** Work required **
From the entries, copy each line that includes "this".

BEGIN

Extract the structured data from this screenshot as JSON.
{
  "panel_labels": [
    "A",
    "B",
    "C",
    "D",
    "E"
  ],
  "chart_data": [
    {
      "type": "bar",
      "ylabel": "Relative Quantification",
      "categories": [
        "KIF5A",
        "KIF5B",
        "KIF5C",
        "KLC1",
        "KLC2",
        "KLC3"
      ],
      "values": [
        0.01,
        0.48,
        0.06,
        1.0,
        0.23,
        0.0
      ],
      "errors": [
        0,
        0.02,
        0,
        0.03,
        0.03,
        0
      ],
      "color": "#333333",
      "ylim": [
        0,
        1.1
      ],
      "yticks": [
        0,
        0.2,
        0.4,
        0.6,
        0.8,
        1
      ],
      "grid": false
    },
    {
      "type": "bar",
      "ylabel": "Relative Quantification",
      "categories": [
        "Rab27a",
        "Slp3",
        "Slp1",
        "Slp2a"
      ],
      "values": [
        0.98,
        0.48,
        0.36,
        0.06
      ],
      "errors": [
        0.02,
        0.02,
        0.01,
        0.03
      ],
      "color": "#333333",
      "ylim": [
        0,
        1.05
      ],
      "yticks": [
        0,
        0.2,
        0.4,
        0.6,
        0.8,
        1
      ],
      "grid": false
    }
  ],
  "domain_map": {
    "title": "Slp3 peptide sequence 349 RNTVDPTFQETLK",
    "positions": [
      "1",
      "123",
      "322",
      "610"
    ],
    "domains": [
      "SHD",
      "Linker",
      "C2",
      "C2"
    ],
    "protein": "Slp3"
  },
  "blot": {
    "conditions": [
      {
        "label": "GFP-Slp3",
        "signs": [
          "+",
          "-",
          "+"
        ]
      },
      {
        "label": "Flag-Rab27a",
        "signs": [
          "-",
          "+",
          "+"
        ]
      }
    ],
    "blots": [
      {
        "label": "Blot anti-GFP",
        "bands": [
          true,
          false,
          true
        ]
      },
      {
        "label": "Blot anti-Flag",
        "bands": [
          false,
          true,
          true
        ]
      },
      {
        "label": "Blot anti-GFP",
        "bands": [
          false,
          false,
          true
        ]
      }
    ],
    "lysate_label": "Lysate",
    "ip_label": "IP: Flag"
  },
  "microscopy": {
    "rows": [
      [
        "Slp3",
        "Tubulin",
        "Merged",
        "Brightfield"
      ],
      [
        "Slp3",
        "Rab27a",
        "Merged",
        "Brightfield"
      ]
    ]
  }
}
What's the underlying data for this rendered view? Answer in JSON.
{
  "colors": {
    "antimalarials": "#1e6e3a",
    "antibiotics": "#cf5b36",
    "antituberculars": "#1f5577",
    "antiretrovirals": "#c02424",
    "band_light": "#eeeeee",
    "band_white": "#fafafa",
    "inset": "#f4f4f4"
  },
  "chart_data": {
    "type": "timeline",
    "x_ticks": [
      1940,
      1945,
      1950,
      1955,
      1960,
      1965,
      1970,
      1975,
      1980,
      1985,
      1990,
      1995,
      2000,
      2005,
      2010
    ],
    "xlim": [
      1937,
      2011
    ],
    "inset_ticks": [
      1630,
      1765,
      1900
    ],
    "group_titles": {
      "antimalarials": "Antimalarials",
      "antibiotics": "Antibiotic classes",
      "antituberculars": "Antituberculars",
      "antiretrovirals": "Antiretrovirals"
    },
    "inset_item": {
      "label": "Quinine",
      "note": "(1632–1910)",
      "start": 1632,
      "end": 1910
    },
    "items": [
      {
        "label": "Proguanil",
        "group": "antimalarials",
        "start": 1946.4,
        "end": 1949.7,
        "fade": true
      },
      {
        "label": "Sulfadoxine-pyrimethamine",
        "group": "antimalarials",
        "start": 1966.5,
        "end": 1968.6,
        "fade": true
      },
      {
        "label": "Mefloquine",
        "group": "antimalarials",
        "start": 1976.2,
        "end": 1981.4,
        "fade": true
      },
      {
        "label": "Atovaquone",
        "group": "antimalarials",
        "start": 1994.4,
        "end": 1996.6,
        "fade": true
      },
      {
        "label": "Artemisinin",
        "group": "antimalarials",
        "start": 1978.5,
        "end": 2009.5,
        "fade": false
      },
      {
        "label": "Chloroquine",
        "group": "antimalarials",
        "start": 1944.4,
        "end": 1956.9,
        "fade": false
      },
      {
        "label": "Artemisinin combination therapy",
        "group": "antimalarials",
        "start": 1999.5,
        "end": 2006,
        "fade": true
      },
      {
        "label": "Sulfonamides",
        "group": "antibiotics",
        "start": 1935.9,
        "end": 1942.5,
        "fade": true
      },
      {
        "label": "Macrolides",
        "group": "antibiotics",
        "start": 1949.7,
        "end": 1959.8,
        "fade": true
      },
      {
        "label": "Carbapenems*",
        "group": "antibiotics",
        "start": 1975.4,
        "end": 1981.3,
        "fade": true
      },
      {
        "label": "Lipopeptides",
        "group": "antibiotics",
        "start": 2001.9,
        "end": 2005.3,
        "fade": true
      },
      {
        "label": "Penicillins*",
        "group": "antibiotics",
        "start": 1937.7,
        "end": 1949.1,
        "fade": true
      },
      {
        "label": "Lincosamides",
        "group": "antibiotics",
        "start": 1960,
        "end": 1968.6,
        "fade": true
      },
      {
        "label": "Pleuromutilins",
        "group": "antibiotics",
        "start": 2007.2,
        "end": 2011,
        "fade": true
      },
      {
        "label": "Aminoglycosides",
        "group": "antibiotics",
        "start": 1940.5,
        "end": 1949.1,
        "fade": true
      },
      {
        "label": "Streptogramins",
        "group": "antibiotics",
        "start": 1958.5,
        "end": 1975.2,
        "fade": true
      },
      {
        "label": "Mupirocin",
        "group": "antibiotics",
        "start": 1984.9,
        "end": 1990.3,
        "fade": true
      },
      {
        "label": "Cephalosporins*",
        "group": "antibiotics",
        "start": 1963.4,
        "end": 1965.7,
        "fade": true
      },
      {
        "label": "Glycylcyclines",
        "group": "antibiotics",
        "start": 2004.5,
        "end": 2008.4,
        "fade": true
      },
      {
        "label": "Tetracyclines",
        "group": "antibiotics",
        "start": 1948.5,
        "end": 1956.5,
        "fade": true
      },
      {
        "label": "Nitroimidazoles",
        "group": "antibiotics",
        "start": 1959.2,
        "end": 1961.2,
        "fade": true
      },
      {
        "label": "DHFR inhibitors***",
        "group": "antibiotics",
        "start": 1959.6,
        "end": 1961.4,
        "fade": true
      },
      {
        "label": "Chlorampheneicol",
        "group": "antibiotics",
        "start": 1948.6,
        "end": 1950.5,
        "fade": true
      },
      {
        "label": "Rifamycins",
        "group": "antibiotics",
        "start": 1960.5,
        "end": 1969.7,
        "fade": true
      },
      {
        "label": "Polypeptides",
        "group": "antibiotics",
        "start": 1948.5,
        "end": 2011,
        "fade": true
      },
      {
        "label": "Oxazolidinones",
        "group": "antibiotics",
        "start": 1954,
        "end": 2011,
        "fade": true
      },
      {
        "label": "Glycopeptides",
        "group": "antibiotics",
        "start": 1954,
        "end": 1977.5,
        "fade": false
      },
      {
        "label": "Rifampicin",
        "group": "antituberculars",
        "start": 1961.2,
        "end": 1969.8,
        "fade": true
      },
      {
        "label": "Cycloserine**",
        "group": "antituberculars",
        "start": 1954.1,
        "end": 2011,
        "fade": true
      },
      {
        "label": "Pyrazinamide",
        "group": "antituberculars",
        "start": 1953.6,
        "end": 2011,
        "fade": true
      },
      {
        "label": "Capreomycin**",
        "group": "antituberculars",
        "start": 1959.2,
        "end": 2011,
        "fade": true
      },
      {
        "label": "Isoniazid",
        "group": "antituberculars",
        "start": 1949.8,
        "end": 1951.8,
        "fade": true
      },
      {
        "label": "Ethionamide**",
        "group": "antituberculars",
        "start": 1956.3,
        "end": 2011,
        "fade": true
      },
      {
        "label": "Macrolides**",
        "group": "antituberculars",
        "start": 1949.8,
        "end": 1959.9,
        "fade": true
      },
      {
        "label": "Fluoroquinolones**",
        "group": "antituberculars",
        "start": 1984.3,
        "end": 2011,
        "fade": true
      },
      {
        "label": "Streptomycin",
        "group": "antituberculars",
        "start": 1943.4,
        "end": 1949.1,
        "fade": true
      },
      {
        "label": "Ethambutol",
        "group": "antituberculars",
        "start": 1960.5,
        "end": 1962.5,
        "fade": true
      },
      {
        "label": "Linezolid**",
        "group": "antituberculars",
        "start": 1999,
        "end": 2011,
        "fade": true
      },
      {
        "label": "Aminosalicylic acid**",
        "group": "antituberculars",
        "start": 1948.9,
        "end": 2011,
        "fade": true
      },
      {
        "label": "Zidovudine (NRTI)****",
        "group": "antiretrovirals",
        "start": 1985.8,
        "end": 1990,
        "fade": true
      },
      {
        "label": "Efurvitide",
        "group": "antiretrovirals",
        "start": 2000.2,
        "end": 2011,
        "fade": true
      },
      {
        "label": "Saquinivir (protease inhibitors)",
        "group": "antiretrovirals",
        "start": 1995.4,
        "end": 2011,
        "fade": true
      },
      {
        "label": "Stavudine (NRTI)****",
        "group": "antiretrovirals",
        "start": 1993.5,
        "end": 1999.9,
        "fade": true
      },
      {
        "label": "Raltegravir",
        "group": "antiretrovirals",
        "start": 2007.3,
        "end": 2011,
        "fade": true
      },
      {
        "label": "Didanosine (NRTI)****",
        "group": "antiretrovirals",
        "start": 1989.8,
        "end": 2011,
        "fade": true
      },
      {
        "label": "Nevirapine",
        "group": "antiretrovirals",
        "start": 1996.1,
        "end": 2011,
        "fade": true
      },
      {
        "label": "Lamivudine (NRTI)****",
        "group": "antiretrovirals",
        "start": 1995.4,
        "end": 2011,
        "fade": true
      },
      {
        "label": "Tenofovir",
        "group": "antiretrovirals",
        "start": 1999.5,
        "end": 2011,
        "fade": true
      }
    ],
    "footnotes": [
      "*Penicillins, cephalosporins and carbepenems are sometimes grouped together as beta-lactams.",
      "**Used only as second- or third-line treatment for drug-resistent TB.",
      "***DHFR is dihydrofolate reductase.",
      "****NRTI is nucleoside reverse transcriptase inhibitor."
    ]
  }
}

END

** Written reply **
Extract the structured data from this screenshot as JSON.
What's the underlying data for this rendered view? Answer in JSON.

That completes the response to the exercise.